■ What is required ■
Provide a single number: the count of lines containing the string "权贵大墓与普通墓地的随葬品对比鲜明".

■ Material shown ■
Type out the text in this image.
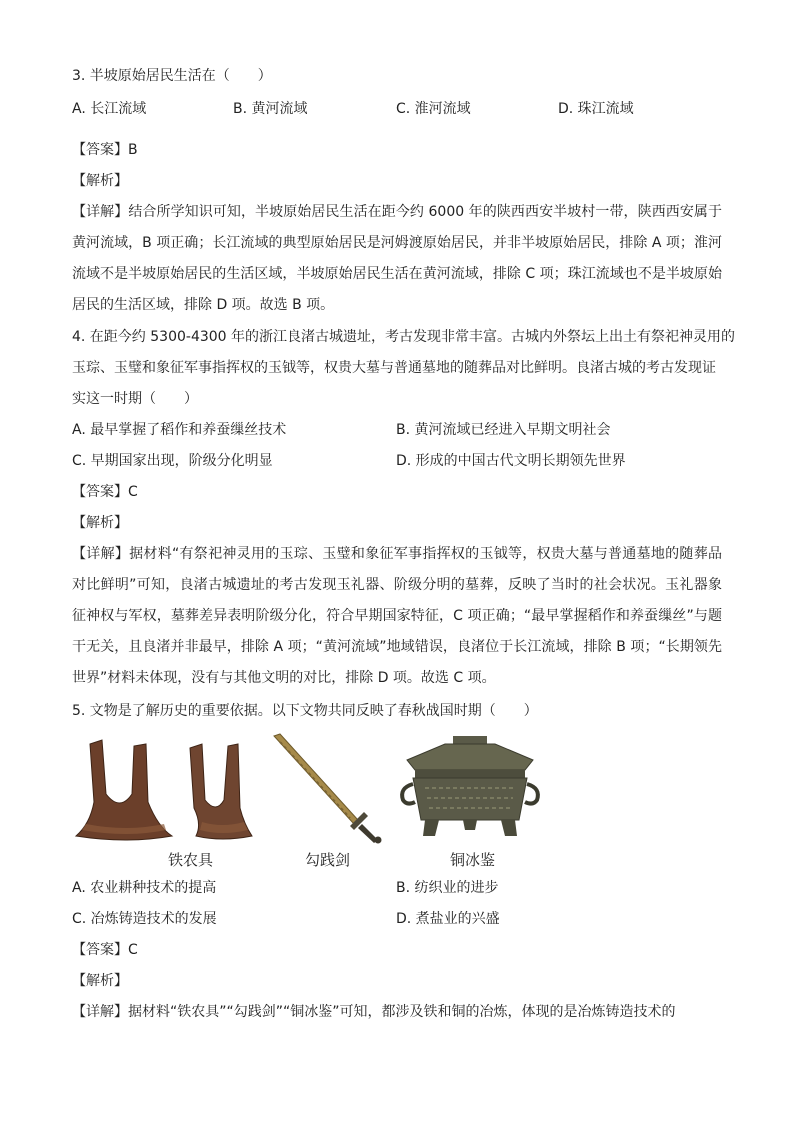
3. 半坡原始居民生活在（　　）
A. 长江流域	B. 黄河流域	C. 淮河流域	D. 珠江流域
【答案】B
【解析】
【详解】结合所学知识可知，半坡原始居民生活在距今约 6000 年的陕西西安半坡村一带，陕西西安属于黄河流域，B 项正确；长江流域的典型原始居民是河姆渡原始居民，并非半坡原始居民，排除 A 项；淮河流域不是半坡原始居民的生活区域，半坡原始居民生活在黄河流域，排除 C 项；珠江流域也不是半坡原始居民的生活区域，排除 D 项。故选 B 项。
4. 在距今约 5300-4300 年的浙江良渚古城遗址，考古发现非常丰富。古城内外祭坛上出土有祭祀神灵用的
玉琮、玉璧和象征军事指挥权的玉钺等，权贵大墓与普通墓地的随葬品对比鲜明。良渚古城的考古发现证
实这一时期（　　）
A. 最早掌握了稻作和养蚕缫丝技术	B. 黄河流域已经进入早期文明社会
C. 早期国家出现，阶级分化明显	D. 形成的中国古代文明长期领先世界
【答案】C
【解析】
【详解】据材料“有祭祀神灵用的玉琮、玉璧和象征军事指挥权的玉钺等，权贵大墓与普通墓地的随葬品对比鲜明”可知，良渚古城遗址的考古发现玉礼器、阶级分明的墓葬，反映了当时的社会状况。玉礼器象征神权与军权，墓葬差异表明阶级分化，符合早期国家特征，C 项正确；“最早掌握稻作和养蚕缫丝”与题干无关，且良渚并非最早，排除 A 项；“黄河流域”地域错误，良渚位于长江流域，排除 B 项；“长期领先世界”材料未体现，没有与其他文明的对比，排除 D 项。故选 C 项。
5. 文物是了解历史的重要依据。以下文物共同反映了春秋战国时期（　　）
铁农具	勾践剑	铜冰鉴
A. 农业耕种技术的提高	B. 纺织业的进步
C. 冶炼铸造技术的发展	D. 煮盐业的兴盛
【答案】C
【解析】
【详解】据材料“铁农具”“勾践剑”“铜冰鉴”可知，都涉及铁和铜的冶炼，体现的是冶炼铸造技术的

■ Full response ■
2